Written instruction:
Quote, without change, all of the lines that follow.

BEGIN Available records

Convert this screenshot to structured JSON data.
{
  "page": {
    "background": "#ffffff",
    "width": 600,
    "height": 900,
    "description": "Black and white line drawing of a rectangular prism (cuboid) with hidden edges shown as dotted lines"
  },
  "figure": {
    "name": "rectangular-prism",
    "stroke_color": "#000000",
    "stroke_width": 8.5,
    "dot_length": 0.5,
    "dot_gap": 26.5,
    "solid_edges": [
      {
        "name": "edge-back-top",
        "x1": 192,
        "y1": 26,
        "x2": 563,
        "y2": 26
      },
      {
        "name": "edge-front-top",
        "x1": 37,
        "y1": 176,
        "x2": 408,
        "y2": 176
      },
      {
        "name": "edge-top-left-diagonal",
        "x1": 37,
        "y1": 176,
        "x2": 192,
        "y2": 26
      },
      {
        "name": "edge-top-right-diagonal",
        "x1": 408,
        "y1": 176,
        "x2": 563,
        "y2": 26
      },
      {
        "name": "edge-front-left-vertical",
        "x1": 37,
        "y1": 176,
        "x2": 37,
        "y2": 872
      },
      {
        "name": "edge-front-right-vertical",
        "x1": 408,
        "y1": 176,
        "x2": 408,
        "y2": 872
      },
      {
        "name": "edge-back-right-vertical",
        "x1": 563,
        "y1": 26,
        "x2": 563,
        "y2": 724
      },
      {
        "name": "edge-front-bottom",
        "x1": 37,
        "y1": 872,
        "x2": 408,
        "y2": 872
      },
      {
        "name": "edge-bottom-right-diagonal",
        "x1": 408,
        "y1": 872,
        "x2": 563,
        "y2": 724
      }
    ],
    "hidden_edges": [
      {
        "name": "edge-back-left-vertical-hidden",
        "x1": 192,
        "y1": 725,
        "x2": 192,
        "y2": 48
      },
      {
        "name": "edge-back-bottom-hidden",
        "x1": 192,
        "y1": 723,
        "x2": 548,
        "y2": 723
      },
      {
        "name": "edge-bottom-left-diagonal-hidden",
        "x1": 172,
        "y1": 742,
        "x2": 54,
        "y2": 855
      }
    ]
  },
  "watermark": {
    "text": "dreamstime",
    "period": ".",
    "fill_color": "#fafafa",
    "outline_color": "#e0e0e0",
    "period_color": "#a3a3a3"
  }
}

END Available records

In response:
Convert this screenshot to structured JSON data.
{
  "page": {
    "background": "#ffffff",
    "width": 600,
    "height": 900,
    "description": "Black and white line drawing of a rectangular prism (cuboid) with hidden edges shown as dotted lines"
  },
  "figure": {
    "name": "rectangular-prism",
    "stroke_color": "#000000",
    "stroke_width": 8.5,
    "dot_length": 0.5,
    "dot_gap": 26.5,
    "solid_edges": [
      {
        "name": "edge-back-top",
        "x1": 192,
        "y1": 26,
        "x2": 563,
        "y2": 26
      },
      {
        "name": "edge-front-top",
        "x1": 37,
        "y1": 176,
        "x2": 408,
        "y2": 176
      },
      {
        "name": "edge-top-left-diagonal",
        "x1": 37,
        "y1": 176,
        "x2": 192,
        "y2": 26
      },
      {
        "name": "edge-top-right-diagonal",
        "x1": 408,
        "y1": 176,
        "x2": 563,
        "y2": 26
      },
      {
        "name": "edge-front-left-vertical",
        "x1": 37,
        "y1": 176,
        "x2": 37,
        "y2": 872
      },
      {
        "name": "edge-front-right-vertical",
        "x1": 408,
        "y1": 176,
        "x2": 408,
        "y2": 872
      },
      {
        "name": "edge-back-right-vertical",
        "x1": 563,
        "y1": 26,
        "x2": 563,
        "y2": 724
      },
      {
        "name": "edge-front-bottom",
        "x1": 37,
        "y1": 872,
        "x2": 408,
        "y2": 872
      },
      {
        "name": "edge-bottom-right-diagonal",
        "x1": 408,
        "y1": 872,
        "x2": 563,
        "y2": 724
      }
    ],
    "hidden_edges": [
      {
        "name": "edge-back-left-vertical-hidden",
        "x1": 192,
        "y1": 725,
        "x2": 192,
        "y2": 48
      },
      {
        "name": "edge-back-bottom-hidden",
        "x1": 192,
        "y1": 723,
        "x2": 548,
        "y2": 723
      },
      {
        "name": "edge-bottom-left-diagonal-hidden",
        "x1": 172,
        "y1": 742,
        "x2": 54,
        "y2": 855
      }
    ]
  },
  "watermark": {
    "text": "dreamstime",
    "period": ".",
    "fill_color": "#fafafa",
    "outline_color": "#e0e0e0",
    "period_color": "#a3a3a3"
  }
}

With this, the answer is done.